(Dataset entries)
<<<<
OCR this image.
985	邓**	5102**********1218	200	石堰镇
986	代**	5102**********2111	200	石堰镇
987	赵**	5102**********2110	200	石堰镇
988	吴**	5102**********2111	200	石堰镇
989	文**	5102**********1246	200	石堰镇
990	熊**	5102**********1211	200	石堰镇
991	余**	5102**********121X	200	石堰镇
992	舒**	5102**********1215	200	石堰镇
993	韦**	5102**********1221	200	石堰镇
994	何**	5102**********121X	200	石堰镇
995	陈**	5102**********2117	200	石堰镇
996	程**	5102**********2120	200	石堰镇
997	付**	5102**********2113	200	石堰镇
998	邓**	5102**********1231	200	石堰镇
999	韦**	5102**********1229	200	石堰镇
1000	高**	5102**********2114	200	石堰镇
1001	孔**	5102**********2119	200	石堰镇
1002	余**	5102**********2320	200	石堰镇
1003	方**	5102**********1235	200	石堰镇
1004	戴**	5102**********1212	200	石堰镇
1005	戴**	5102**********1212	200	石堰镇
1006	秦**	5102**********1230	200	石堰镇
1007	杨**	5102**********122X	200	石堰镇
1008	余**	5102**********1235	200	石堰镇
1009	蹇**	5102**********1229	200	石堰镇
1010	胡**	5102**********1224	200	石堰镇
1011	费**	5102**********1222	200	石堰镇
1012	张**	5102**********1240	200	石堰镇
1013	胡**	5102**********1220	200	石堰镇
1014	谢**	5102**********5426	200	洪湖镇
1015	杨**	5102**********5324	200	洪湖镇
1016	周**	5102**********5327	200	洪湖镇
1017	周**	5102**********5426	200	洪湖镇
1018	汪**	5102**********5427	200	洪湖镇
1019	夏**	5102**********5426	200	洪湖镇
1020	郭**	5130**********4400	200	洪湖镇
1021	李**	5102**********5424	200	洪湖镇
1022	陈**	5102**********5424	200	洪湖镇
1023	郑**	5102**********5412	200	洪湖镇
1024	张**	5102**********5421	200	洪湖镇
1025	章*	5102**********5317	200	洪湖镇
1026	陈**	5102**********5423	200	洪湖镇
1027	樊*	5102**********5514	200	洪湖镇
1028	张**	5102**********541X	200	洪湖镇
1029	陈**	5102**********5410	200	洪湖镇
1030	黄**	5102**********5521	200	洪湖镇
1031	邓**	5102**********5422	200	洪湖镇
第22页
>>>>
> _PROBLEM STATEMENT_: Print the records once more, exactly as they were given.

> _WORKED SOLUTION_:
OCR this image.
985	邓**	5102**********1218	200	石堰镇
986	代**	5102**********2111	200	石堰镇
987	赵**	5102**********2110	200	石堰镇
988	吴**	5102**********2111	200	石堰镇
989	文**	5102**********1246	200	石堰镇
990	熊**	5102**********1211	200	石堰镇
991	余**	5102**********121X	200	石堰镇
992	舒**	5102**********1215	200	石堰镇
993	韦**	5102**********1221	200	石堰镇
994	何**	5102**********121X	200	石堰镇
995	陈**	5102**********2117	200	石堰镇
996	程**	5102**********2120	200	石堰镇
997	付**	5102**********2113	200	石堰镇
998	邓**	5102**********1231	200	石堰镇
999	韦**	5102**********1229	200	石堰镇
1000	高**	5102**********2114	200	石堰镇
1001	孔**	5102**********2119	200	石堰镇
1002	余**	5102**********2320	200	石堰镇
1003	方**	5102**********1235	200	石堰镇
1004	戴**	5102**********1212	200	石堰镇
1005	戴**	5102**********1212	200	石堰镇
1006	秦**	5102**********1230	200	石堰镇
1007	杨**	5102**********122X	200	石堰镇
1008	余**	5102**********1235	200	石堰镇
1009	蹇**	5102**********1229	200	石堰镇
1010	胡**	5102**********1224	200	石堰镇
1011	费**	5102**********1222	200	石堰镇
1012	张**	5102**********1240	200	石堰镇
1013	胡**	5102**********1220	200	石堰镇
1014	谢**	5102**********5426	200	洪湖镇
1015	杨**	5102**********5324	200	洪湖镇
1016	周**	5102**********5327	200	洪湖镇
1017	周**	5102**********5426	200	洪湖镇
1018	汪**	5102**********5427	200	洪湖镇
1019	夏**	5102**********5426	200	洪湖镇
1020	郭**	5130**********4400	200	洪湖镇
1021	李**	5102**********5424	200	洪湖镇
1022	陈**	5102**********5424	200	洪湖镇
1023	郑**	5102**********5412	200	洪湖镇
1024	张**	5102**********5421	200	洪湖镇
1025	章*	5102**********5317	200	洪湖镇
1026	陈**	5102**********5423	200	洪湖镇
1027	樊*	5102**********5514	200	洪湖镇
1028	张**	5102**********541X	200	洪湖镇
1029	陈**	5102**********5410	200	洪湖镇
1030	黄**	5102**********5521	200	洪湖镇
1031	邓**	5102**********5422	200	洪湖镇
第22页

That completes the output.